● EXERCISE MATERIALS:
|---|

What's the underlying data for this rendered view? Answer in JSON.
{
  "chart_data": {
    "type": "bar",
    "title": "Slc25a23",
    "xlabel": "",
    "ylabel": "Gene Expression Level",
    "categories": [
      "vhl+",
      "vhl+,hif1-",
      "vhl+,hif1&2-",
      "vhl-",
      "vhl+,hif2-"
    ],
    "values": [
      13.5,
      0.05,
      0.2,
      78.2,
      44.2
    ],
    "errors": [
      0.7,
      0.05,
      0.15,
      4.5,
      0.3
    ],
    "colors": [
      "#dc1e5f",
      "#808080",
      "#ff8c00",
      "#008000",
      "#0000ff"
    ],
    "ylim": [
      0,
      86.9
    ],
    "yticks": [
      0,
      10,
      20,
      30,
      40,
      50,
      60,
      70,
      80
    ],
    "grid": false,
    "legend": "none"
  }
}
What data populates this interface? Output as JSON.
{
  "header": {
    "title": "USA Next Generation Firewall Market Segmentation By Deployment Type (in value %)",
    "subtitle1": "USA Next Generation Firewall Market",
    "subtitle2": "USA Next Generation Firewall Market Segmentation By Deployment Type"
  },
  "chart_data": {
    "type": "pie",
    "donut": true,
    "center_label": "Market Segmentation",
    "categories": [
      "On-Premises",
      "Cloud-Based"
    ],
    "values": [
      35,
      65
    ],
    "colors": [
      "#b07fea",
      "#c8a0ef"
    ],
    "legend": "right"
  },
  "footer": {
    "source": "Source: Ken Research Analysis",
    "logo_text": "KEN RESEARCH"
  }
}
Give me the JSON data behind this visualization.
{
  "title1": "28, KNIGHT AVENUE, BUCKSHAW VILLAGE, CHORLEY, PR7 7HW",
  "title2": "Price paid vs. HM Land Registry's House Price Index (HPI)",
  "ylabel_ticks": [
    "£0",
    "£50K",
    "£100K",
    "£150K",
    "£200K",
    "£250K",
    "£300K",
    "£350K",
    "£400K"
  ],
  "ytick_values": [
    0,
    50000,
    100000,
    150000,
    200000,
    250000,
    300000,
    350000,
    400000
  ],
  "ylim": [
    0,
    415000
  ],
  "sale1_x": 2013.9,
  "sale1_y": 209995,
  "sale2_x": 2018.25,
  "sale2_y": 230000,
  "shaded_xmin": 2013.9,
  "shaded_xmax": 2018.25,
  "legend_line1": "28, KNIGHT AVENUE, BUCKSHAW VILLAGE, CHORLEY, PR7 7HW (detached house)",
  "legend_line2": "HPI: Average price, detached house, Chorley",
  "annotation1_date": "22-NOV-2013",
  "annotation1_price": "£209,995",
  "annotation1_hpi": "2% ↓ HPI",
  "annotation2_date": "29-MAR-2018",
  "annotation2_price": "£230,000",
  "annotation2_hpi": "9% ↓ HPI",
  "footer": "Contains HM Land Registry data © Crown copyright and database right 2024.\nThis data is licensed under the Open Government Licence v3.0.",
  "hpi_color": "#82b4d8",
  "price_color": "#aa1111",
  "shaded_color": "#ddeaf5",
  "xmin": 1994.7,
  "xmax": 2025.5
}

|---|

● GOAL: Please output every record, keeping each line exact.

● EXERCISE ANSWER:
What's the underlying data for this rendered view? Answer in JSON.
{
  "chart_data": {
    "type": "bar",
    "title": "Slc25a23",
    "xlabel": "",
    "ylabel": "Gene Expression Level",
    "categories": [
      "vhl+",
      "vhl+,hif1-",
      "vhl+,hif1&2-",
      "vhl-",
      "vhl+,hif2-"
    ],
    "values": [
      13.5,
      0.05,
      0.2,
      78.2,
      44.2
    ],
    "errors": [
      0.7,
      0.05,
      0.15,
      4.5,
      0.3
    ],
    "colors": [
      "#dc1e5f",
      "#808080",
      "#ff8c00",
      "#008000",
      "#0000ff"
    ],
    "ylim": [
      0,
      86.9
    ],
    "yticks": [
      0,
      10,
      20,
      30,
      40,
      50,
      60,
      70,
      80
    ],
    "grid": false,
    "legend": "none"
  }
}
What data populates this interface? Output as JSON.
{
  "header": {
    "title": "USA Next Generation Firewall Market Segmentation By Deployment Type (in value %)",
    "subtitle1": "USA Next Generation Firewall Market",
    "subtitle2": "USA Next Generation Firewall Market Segmentation By Deployment Type"
  },
  "chart_data": {
    "type": "pie",
    "donut": true,
    "center_label": "Market Segmentation",
    "categories": [
      "On-Premises",
      "Cloud-Based"
    ],
    "values": [
      35,
      65
    ],
    "colors": [
      "#b07fea",
      "#c8a0ef"
    ],
    "legend": "right"
  },
  "footer": {
    "source": "Source: Ken Research Analysis",
    "logo_text": "KEN RESEARCH"
  }
}
Give me the JSON data behind this visualization.
{
  "title1": "28, KNIGHT AVENUE, BUCKSHAW VILLAGE, CHORLEY, PR7 7HW",
  "title2": "Price paid vs. HM Land Registry's House Price Index (HPI)",
  "ylabel_ticks": [
    "£0",
    "£50K",
    "£100K",
    "£150K",
    "£200K",
    "£250K",
    "£300K",
    "£350K",
    "£400K"
  ],
  "ytick_values": [
    0,
    50000,
    100000,
    150000,
    200000,
    250000,
    300000,
    350000,
    400000
  ],
  "ylim": [
    0,
    415000
  ],
  "sale1_x": 2013.9,
  "sale1_y": 209995,
  "sale2_x": 2018.25,
  "sale2_y": 230000,
  "shaded_xmin": 2013.9,
  "shaded_xmax": 2018.25,
  "legend_line1": "28, KNIGHT AVENUE, BUCKSHAW VILLAGE, CHORLEY, PR7 7HW (detached house)",
  "legend_line2": "HPI: Average price, detached house, Chorley",
  "annotation1_date": "22-NOV-2013",
  "annotation1_price": "£209,995",
  "annotation1_hpi": "2% ↓ HPI",
  "annotation2_date": "29-MAR-2018",
  "annotation2_price": "£230,000",
  "annotation2_hpi": "9% ↓ HPI",
  "footer": "Contains HM Land Registry data © Crown copyright and database right 2024.\nThis data is licensed under the Open Government Licence v3.0.",
  "hpi_color": "#82b4d8",
  "price_color": "#aa1111",
  "shaded_color": "#ddeaf5",
  "xmin": 1994.7,
  "xmax": 2025.5
}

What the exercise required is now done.